* [AIM]: Copy every line of the data that includes the string "Sekunde".

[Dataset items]
----------
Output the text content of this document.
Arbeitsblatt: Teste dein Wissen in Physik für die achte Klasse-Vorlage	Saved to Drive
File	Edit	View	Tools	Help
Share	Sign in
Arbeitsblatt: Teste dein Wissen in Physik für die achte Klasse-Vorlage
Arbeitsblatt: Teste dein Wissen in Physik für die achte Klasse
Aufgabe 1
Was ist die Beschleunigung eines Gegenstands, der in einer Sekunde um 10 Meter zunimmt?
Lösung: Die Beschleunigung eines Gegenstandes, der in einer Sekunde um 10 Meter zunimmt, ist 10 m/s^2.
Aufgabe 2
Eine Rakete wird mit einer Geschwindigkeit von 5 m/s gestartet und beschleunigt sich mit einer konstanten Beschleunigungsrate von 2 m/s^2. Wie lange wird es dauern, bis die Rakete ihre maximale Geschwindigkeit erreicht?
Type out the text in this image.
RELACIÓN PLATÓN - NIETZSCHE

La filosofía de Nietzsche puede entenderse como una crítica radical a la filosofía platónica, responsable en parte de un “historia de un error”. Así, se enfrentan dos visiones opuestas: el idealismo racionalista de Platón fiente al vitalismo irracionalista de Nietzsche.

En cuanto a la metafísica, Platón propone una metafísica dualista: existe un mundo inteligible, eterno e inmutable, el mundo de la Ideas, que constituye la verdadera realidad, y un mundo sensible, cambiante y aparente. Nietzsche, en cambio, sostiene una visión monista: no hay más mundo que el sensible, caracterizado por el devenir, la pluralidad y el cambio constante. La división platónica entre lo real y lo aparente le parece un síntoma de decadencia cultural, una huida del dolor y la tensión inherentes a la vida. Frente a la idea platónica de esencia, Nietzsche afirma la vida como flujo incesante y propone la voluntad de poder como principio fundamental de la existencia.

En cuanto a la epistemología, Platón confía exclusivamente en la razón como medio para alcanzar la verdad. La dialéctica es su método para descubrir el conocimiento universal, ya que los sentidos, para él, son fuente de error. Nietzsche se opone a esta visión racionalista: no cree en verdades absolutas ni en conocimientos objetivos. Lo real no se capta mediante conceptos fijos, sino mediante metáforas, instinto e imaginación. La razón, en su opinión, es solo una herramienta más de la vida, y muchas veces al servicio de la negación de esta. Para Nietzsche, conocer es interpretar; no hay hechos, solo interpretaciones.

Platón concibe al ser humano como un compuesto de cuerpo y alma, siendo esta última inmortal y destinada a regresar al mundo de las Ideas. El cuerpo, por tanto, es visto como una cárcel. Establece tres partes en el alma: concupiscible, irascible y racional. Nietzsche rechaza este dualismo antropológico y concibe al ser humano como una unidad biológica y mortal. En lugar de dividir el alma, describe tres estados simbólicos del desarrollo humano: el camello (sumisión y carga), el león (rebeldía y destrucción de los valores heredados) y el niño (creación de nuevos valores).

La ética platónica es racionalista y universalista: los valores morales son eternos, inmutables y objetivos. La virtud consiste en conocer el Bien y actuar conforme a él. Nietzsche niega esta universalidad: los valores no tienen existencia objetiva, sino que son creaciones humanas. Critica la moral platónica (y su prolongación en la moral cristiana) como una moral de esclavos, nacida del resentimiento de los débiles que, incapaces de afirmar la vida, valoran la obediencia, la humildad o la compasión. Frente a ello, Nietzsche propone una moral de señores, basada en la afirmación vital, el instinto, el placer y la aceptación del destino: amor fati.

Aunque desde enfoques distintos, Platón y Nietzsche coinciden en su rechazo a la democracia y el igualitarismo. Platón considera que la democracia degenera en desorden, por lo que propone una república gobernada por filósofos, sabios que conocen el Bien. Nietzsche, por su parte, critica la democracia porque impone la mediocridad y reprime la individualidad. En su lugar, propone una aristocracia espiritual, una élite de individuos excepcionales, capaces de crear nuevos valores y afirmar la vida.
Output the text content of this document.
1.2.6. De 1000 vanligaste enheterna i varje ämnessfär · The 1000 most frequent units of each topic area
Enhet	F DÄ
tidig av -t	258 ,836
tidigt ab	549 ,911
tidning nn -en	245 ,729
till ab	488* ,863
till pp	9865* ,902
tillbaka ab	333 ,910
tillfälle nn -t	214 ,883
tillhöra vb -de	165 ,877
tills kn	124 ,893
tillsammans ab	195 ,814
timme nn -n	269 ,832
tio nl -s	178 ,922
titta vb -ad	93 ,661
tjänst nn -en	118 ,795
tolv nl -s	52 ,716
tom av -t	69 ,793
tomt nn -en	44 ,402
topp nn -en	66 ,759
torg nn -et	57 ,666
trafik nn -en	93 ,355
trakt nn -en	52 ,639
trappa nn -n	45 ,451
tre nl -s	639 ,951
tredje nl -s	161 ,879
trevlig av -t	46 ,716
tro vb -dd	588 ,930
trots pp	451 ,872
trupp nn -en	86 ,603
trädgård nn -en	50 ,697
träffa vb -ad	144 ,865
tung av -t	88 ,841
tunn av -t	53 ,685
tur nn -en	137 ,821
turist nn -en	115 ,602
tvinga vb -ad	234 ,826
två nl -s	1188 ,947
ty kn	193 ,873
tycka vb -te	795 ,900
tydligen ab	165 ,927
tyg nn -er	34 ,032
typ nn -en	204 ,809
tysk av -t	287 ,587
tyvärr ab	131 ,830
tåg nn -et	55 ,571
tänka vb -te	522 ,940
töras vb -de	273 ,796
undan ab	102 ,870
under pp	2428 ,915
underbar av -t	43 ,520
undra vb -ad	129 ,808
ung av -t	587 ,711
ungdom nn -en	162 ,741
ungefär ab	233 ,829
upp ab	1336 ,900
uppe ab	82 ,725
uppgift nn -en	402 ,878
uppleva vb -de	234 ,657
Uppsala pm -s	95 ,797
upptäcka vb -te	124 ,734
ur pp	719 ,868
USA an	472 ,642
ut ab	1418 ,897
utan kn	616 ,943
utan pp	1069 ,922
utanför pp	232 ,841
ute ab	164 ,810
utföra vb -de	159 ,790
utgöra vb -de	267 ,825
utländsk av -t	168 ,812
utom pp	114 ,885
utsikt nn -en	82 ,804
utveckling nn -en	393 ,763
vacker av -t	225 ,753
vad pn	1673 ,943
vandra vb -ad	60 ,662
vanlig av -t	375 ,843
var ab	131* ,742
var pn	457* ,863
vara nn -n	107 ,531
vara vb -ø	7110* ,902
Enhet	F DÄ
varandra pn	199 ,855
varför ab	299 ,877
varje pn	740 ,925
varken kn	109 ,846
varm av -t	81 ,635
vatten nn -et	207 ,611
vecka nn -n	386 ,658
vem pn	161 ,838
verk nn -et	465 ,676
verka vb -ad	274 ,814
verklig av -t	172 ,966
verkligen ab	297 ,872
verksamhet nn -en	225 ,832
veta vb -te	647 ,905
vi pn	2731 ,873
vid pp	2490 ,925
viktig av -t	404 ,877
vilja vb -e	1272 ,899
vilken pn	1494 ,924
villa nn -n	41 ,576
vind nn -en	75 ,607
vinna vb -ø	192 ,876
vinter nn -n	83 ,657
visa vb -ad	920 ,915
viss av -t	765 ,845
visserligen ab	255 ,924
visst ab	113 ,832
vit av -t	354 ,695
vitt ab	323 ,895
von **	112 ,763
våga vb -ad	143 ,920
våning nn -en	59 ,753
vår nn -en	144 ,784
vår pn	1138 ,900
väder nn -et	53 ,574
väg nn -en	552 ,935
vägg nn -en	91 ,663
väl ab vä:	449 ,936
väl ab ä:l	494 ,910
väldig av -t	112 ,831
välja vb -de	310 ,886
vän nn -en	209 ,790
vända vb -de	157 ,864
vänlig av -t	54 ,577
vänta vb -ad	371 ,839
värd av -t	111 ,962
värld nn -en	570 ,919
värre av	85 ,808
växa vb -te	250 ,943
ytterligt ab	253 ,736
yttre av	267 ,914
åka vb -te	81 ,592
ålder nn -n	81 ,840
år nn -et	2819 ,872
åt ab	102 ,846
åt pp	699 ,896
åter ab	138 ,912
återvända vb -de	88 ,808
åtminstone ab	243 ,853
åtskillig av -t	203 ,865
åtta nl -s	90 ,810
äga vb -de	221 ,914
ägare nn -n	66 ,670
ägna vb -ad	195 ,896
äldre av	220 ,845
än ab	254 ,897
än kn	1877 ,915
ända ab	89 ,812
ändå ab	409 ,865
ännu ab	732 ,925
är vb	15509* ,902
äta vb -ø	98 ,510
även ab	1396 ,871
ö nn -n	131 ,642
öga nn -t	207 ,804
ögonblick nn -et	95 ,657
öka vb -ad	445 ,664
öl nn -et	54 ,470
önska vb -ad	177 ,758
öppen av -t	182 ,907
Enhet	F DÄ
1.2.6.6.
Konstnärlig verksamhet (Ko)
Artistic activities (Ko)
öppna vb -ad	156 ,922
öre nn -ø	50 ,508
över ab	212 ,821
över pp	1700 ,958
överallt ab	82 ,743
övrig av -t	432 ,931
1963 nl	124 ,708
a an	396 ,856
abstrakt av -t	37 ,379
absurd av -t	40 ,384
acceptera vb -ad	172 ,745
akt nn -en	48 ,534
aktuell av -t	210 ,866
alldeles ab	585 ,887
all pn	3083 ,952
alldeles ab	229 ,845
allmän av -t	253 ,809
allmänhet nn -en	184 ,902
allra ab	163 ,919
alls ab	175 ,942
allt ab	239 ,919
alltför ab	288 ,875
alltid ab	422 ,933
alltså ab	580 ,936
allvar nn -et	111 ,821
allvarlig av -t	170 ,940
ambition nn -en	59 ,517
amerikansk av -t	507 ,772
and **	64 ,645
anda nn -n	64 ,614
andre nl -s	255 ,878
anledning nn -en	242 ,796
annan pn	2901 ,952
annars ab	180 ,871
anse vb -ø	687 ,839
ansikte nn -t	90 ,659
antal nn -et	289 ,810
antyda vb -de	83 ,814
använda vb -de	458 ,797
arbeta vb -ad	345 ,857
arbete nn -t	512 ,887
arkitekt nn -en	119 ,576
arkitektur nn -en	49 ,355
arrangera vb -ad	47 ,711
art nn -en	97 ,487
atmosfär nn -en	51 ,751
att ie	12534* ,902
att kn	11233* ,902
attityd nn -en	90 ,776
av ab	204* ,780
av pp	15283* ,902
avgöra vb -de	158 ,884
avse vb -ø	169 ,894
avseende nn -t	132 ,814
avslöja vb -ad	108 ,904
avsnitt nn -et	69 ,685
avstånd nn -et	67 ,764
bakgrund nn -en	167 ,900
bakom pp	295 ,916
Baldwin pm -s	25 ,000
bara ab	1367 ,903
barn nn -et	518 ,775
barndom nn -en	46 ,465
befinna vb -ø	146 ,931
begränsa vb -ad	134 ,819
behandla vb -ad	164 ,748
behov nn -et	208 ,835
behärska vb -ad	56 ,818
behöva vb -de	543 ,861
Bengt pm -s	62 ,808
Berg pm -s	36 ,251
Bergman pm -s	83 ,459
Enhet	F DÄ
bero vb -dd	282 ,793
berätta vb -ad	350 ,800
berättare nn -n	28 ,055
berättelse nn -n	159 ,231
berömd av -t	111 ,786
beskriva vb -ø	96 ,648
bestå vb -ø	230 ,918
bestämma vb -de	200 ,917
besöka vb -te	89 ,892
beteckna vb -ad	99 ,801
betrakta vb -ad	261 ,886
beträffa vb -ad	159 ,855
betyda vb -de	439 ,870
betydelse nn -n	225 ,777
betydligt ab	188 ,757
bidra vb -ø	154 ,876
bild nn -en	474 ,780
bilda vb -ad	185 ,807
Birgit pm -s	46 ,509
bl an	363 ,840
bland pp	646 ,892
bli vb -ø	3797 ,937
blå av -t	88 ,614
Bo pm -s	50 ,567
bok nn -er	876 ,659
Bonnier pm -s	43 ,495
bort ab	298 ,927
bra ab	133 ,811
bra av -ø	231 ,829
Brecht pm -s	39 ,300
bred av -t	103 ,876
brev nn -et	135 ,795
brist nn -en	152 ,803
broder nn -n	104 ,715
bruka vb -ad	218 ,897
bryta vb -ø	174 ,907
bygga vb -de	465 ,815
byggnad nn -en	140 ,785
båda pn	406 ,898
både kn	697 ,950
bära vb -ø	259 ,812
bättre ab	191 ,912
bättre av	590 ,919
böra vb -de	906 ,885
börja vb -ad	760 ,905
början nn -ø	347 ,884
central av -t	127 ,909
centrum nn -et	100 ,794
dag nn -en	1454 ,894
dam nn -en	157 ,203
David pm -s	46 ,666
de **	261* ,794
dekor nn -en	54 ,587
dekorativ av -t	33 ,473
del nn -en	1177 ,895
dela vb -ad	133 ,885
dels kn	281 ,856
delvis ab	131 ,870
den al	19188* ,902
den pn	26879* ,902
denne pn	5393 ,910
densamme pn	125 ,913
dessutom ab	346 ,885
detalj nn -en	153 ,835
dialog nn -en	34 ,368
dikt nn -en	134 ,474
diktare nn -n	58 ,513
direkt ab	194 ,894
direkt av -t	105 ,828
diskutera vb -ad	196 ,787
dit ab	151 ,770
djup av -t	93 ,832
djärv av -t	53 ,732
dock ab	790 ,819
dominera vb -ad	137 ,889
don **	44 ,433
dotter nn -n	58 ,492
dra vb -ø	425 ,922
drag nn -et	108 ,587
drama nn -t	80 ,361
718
----------
* [SOLUTION TO THE PROBLEM]:
Was ist die Beschleunigung eines Gegenstands, der in einer Sekunde um 10 Meter zunimmt?
Lösung: Die Beschleunigung eines Gegenstandes, der in einer Sekunde um 10 Meter zunimmt, ist 10 m/s^2.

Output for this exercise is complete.